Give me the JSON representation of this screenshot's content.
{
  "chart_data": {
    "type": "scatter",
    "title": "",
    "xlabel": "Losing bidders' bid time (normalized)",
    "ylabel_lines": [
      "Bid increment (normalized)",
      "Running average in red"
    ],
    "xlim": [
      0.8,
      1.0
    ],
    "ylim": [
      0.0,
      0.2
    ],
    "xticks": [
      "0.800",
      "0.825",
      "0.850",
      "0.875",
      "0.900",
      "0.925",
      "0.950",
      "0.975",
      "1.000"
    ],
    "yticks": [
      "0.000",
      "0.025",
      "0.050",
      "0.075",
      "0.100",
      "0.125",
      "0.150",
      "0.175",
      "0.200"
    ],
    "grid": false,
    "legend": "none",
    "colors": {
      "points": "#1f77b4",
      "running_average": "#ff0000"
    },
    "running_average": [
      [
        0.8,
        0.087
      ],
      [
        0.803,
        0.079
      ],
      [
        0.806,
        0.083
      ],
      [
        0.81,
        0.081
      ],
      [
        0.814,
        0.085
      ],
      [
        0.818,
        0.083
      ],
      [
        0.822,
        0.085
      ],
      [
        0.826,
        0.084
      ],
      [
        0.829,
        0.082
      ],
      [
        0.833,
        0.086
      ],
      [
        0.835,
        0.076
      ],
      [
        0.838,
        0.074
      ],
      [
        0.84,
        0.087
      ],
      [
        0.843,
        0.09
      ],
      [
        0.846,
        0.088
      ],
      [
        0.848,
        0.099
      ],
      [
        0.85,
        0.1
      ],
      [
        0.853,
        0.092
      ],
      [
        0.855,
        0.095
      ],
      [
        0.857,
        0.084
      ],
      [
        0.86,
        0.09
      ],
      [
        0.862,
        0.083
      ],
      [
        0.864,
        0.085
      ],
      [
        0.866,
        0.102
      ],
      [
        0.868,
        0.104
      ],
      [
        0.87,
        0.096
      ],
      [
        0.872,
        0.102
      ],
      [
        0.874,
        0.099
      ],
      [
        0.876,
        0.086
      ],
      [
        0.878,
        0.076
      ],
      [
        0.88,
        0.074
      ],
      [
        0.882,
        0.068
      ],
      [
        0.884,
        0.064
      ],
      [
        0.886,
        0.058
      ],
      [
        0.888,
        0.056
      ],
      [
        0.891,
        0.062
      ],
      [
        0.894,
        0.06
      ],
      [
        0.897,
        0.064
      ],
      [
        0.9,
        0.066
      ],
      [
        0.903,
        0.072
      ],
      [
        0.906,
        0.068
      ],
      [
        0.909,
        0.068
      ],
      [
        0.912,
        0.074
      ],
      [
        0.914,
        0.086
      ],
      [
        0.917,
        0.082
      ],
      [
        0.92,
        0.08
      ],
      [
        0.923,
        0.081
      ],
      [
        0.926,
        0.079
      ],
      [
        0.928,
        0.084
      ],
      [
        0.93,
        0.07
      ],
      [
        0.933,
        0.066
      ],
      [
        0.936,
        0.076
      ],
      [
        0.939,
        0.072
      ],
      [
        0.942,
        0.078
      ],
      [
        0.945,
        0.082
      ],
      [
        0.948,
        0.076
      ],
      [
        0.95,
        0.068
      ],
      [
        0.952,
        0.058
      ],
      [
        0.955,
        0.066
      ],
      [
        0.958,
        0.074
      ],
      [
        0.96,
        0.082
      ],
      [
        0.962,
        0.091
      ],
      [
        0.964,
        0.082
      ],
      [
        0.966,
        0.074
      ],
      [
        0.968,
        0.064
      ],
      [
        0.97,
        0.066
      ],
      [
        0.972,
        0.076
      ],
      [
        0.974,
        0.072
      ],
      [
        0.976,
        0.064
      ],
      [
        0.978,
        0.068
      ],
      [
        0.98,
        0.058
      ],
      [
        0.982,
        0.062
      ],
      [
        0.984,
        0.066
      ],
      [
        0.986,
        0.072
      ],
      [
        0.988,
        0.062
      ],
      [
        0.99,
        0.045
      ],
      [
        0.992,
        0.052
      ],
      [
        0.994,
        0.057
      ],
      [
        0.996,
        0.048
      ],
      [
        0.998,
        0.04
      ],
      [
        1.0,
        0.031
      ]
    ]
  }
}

• **TASK OBJECTIVE**:
Scan the data above and copy every line with "normalized" in it.

• **FINISHED TASK**:
    "xlabel": "Losing bidders' bid time (normalized)",
      "Bid increment (normalized)",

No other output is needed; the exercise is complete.